Write the listing below out again exactly, dropping the images.

Data entries
□ □ □ □ □ □ □

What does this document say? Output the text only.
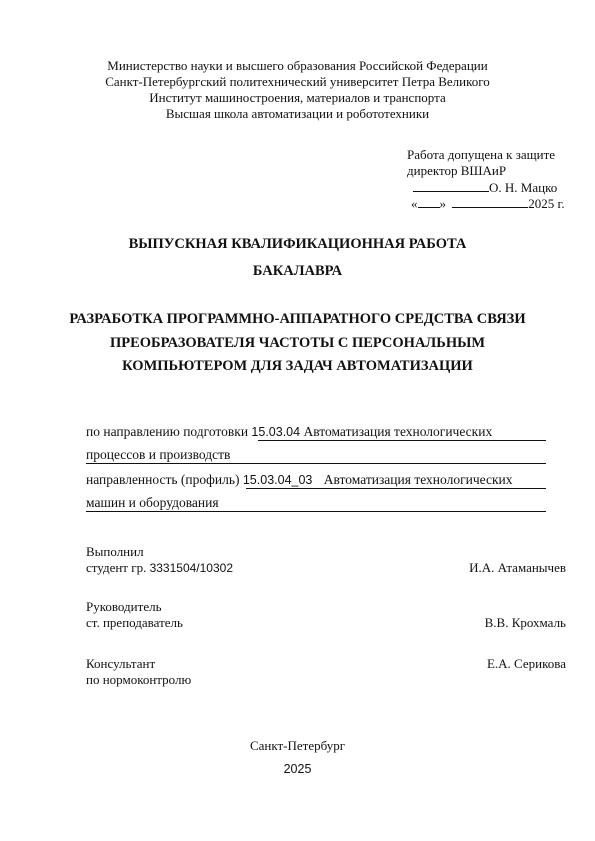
Министерство науки и высшего образования Российской Федерации
Санкт-Петербургский политехнический университет Петра Великого
Институт машиностроения, материалов и транспорта
Высшая школа автоматизации и робототехники
Работа допущена к защите
директор ВШАиР
О. Н. Мацко
« »	2025 г.
ВЫПУСКНАЯ КВАЛИФИКАЦИОННАЯ РАБОТА
БАКАЛАВРА
РАЗРАБОТКА ПРОГРАММНО-АППАРАТНОГО СРЕДСТВА СВЯЗИ
ПРЕОБРАЗОВАТЕЛЯ ЧАСТОТЫ С ПЕРСОНАЛЬНЫМ
КОМПЬЮТЕРОМ ДЛЯ ЗАДАЧ АВТОМАТИЗАЦИИ
по направлению подготовки 15.03.04 Автоматизация технологических
процессов и производств
направленность (профиль) 15.03.04_03 Автоматизация технологических
машин и оборудования
Выполнил
студент гр. 3331504/10302	И.А. Атаманычев
Руководитель
ст. преподаватель	В.В. Крохмаль
Консультант	Е.А. Серикова
по нормоконтролю
Санкт-Петербург
2025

□ □ □ □ □ □ □

== WRITTEN ANSWER ==
What does this document say? Output the text only.
Министерство науки и высшего образования Российской Федерации
Санкт-Петербургский политехнический университет Петра Великого
Институт машиностроения, материалов и транспорта
Высшая школа автоматизации и робототехники
Работа допущена к защите
директор ВШАиР
О. Н. Мацко
« »	2025 г.
ВЫПУСКНАЯ КВАЛИФИКАЦИОННАЯ РАБОТА
БАКАЛАВРА
РАЗРАБОТКА ПРОГРАММНО-АППАРАТНОГО СРЕДСТВА СВЯЗИ
ПРЕОБРАЗОВАТЕЛЯ ЧАСТОТЫ С ПЕРСОНАЛЬНЫМ
КОМПЬЮТЕРОМ ДЛЯ ЗАДАЧ АВТОМАТИЗАЦИИ
по направлению подготовки 15.03.04 Автоматизация технологических
процессов и производств
направленность (профиль) 15.03.04_03 Автоматизация технологических
машин и оборудования
Выполнил
студент гр. 3331504/10302	И.А. Атаманычев
Руководитель
ст. преподаватель	В.В. Крохмаль
Консультант	Е.А. Серикова
по нормоконтролю
Санкт-Петербург
2025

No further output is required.